_Source records:_
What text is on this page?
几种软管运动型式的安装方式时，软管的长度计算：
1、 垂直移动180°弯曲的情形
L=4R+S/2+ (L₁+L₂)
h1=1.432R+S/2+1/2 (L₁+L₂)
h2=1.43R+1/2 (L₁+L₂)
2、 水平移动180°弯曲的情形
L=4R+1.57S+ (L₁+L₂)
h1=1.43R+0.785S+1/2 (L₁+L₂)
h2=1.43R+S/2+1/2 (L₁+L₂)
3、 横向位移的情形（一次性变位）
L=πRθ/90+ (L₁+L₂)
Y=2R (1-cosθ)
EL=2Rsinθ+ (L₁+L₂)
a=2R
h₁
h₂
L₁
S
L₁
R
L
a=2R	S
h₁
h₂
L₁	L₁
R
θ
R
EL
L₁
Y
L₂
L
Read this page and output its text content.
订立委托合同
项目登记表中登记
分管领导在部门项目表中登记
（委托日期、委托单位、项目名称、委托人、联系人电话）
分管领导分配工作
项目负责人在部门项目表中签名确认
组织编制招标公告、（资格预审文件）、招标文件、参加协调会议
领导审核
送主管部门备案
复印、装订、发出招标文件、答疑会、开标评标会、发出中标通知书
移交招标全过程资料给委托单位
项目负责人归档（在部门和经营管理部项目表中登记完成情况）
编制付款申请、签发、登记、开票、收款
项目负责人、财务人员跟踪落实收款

_WHAT THIS TASK INVOLVES:_ Only the lines from the one containing "Read this page and output its text content." to the end of the data should be printed, exactly as they stand.

_WRITTEN RESPONSE:_
Read this page and output its text content.
订立委托合同
项目登记表中登记
分管领导在部门项目表中登记
（委托日期、委托单位、项目名称、委托人、联系人电话）
分管领导分配工作
项目负责人在部门项目表中签名确认
组织编制招标公告、（资格预审文件）、招标文件、参加协调会议
领导审核
送主管部门备案
复印、装订、发出招标文件、答疑会、开标评标会、发出中标通知书
移交招标全过程资料给委托单位
项目负责人归档（在部门和经营管理部项目表中登记完成情况）
编制付款申请、签发、登记、开票、收款
项目负责人、财务人员跟踪落实收款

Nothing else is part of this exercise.